Collected data entries:
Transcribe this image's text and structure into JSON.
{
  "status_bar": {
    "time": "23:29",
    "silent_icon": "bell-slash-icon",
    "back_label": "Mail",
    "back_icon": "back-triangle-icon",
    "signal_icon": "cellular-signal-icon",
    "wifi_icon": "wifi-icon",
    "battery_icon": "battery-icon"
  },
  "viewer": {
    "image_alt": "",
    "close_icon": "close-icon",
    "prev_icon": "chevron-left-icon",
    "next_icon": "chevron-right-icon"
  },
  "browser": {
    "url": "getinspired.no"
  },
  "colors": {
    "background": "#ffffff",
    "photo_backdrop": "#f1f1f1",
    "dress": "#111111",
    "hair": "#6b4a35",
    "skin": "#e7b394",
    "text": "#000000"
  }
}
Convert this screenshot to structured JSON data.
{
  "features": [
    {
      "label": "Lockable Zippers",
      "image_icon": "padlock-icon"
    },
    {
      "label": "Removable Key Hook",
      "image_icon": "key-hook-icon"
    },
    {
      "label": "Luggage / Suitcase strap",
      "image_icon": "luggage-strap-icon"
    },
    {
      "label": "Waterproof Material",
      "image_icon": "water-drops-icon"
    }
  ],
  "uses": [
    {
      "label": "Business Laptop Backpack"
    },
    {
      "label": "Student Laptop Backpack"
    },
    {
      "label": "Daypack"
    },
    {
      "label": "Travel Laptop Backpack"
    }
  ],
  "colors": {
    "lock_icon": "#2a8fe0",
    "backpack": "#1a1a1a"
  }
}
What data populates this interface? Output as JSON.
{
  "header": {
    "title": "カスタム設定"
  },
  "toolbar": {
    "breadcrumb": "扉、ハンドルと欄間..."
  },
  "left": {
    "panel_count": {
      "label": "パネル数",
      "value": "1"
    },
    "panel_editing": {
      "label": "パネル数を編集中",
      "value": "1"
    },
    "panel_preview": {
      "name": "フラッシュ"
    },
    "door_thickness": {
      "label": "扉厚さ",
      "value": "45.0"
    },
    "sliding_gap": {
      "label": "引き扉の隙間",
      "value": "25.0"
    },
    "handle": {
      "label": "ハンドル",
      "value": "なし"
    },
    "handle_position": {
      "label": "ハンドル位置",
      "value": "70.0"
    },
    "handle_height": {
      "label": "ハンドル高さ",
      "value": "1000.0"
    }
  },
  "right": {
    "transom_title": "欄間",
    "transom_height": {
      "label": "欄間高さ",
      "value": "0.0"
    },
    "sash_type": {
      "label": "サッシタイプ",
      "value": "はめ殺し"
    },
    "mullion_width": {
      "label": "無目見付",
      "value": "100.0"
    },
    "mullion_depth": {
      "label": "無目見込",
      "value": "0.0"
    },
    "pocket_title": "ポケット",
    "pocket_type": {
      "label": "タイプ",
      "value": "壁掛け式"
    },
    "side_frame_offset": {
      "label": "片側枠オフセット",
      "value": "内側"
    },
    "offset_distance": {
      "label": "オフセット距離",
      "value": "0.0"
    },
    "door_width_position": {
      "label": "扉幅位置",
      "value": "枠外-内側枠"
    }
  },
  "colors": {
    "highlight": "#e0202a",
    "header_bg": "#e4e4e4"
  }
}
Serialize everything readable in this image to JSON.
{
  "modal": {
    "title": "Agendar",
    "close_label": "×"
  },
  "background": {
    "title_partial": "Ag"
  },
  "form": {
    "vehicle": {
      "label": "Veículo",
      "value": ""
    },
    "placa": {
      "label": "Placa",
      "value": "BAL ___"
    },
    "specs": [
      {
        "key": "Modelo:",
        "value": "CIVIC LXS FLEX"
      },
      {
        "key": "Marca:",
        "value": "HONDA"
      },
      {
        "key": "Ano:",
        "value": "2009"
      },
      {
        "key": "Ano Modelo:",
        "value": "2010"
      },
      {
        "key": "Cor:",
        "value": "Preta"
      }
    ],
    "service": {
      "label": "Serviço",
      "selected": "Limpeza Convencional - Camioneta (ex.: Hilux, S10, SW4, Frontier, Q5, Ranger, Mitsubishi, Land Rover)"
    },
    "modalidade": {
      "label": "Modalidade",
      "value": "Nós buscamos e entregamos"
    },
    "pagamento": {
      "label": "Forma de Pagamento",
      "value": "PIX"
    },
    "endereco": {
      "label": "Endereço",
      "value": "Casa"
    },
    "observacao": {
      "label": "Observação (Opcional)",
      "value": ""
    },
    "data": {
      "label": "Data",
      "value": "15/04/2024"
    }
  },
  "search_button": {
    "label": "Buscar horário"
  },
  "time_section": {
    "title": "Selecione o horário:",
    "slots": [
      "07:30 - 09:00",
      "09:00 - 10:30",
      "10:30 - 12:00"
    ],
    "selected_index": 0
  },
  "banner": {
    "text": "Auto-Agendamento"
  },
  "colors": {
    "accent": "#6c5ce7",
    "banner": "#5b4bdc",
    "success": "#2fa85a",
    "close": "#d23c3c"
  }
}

◆ **Instructions to follow**:
Your task is to repeat every entry exactly.

◆ **Correct output**:
Transcribe this image's text and structure into JSON.
{
  "status_bar": {
    "time": "23:29",
    "silent_icon": "bell-slash-icon",
    "back_label": "Mail",
    "back_icon": "back-triangle-icon",
    "signal_icon": "cellular-signal-icon",
    "wifi_icon": "wifi-icon",
    "battery_icon": "battery-icon"
  },
  "viewer": {
    "image_alt": "",
    "close_icon": "close-icon",
    "prev_icon": "chevron-left-icon",
    "next_icon": "chevron-right-icon"
  },
  "browser": {
    "url": "getinspired.no"
  },
  "colors": {
    "background": "#ffffff",
    "photo_backdrop": "#f1f1f1",
    "dress": "#111111",
    "hair": "#6b4a35",
    "skin": "#e7b394",
    "text": "#000000"
  }
}
Convert this screenshot to structured JSON data.
{
  "features": [
    {
      "label": "Lockable Zippers",
      "image_icon": "padlock-icon"
    },
    {
      "label": "Removable Key Hook",
      "image_icon": "key-hook-icon"
    },
    {
      "label": "Luggage / Suitcase strap",
      "image_icon": "luggage-strap-icon"
    },
    {
      "label": "Waterproof Material",
      "image_icon": "water-drops-icon"
    }
  ],
  "uses": [
    {
      "label": "Business Laptop Backpack"
    },
    {
      "label": "Student Laptop Backpack"
    },
    {
      "label": "Daypack"
    },
    {
      "label": "Travel Laptop Backpack"
    }
  ],
  "colors": {
    "lock_icon": "#2a8fe0",
    "backpack": "#1a1a1a"
  }
}
What data populates this interface? Output as JSON.
{
  "header": {
    "title": "カスタム設定"
  },
  "toolbar": {
    "breadcrumb": "扉、ハンドルと欄間..."
  },
  "left": {
    "panel_count": {
      "label": "パネル数",
      "value": "1"
    },
    "panel_editing": {
      "label": "パネル数を編集中",
      "value": "1"
    },
    "panel_preview": {
      "name": "フラッシュ"
    },
    "door_thickness": {
      "label": "扉厚さ",
      "value": "45.0"
    },
    "sliding_gap": {
      "label": "引き扉の隙間",
      "value": "25.0"
    },
    "handle": {
      "label": "ハンドル",
      "value": "なし"
    },
    "handle_position": {
      "label": "ハンドル位置",
      "value": "70.0"
    },
    "handle_height": {
      "label": "ハンドル高さ",
      "value": "1000.0"
    }
  },
  "right": {
    "transom_title": "欄間",
    "transom_height": {
      "label": "欄間高さ",
      "value": "0.0"
    },
    "sash_type": {
      "label": "サッシタイプ",
      "value": "はめ殺し"
    },
    "mullion_width": {
      "label": "無目見付",
      "value": "100.0"
    },
    "mullion_depth": {
      "label": "無目見込",
      "value": "0.0"
    },
    "pocket_title": "ポケット",
    "pocket_type": {
      "label": "タイプ",
      "value": "壁掛け式"
    },
    "side_frame_offset": {
      "label": "片側枠オフセット",
      "value": "内側"
    },
    "offset_distance": {
      "label": "オフセット距離",
      "value": "0.0"
    },
    "door_width_position": {
      "label": "扉幅位置",
      "value": "枠外-内側枠"
    }
  },
  "colors": {
    "highlight": "#e0202a",
    "header_bg": "#e4e4e4"
  }
}
Serialize everything readable in this image to JSON.
{
  "modal": {
    "title": "Agendar",
    "close_label": "×"
  },
  "background": {
    "title_partial": "Ag"
  },
  "form": {
    "vehicle": {
      "label": "Veículo",
      "value": ""
    },
    "placa": {
      "label": "Placa",
      "value": "BAL ___"
    },
    "specs": [
      {
        "key": "Modelo:",
        "value": "CIVIC LXS FLEX"
      },
      {
        "key": "Marca:",
        "value": "HONDA"
      },
      {
        "key": "Ano:",
        "value": "2009"
      },
      {
        "key": "Ano Modelo:",
        "value": "2010"
      },
      {
        "key": "Cor:",
        "value": "Preta"
      }
    ],
    "service": {
      "label": "Serviço",
      "selected": "Limpeza Convencional - Camioneta (ex.: Hilux, S10, SW4, Frontier, Q5, Ranger, Mitsubishi, Land Rover)"
    },
    "modalidade": {
      "label": "Modalidade",
      "value": "Nós buscamos e entregamos"
    },
    "pagamento": {
      "label": "Forma de Pagamento",
      "value": "PIX"
    },
    "endereco": {
      "label": "Endereço",
      "value": "Casa"
    },
    "observacao": {
      "label": "Observação (Opcional)",
      "value": ""
    },
    "data": {
      "label": "Data",
      "value": "15/04/2024"
    }
  },
  "search_button": {
    "label": "Buscar horário"
  },
  "time_section": {
    "title": "Selecione o horário:",
    "slots": [
      "07:30 - 09:00",
      "09:00 - 10:30",
      "10:30 - 12:00"
    ],
    "selected_index": 0
  },
  "banner": {
    "text": "Auto-Agendamento"
  },
  "colors": {
    "accent": "#6c5ce7",
    "banner": "#5b4bdc",
    "success": "#2fa85a",
    "close": "#d23c3c"
  }
}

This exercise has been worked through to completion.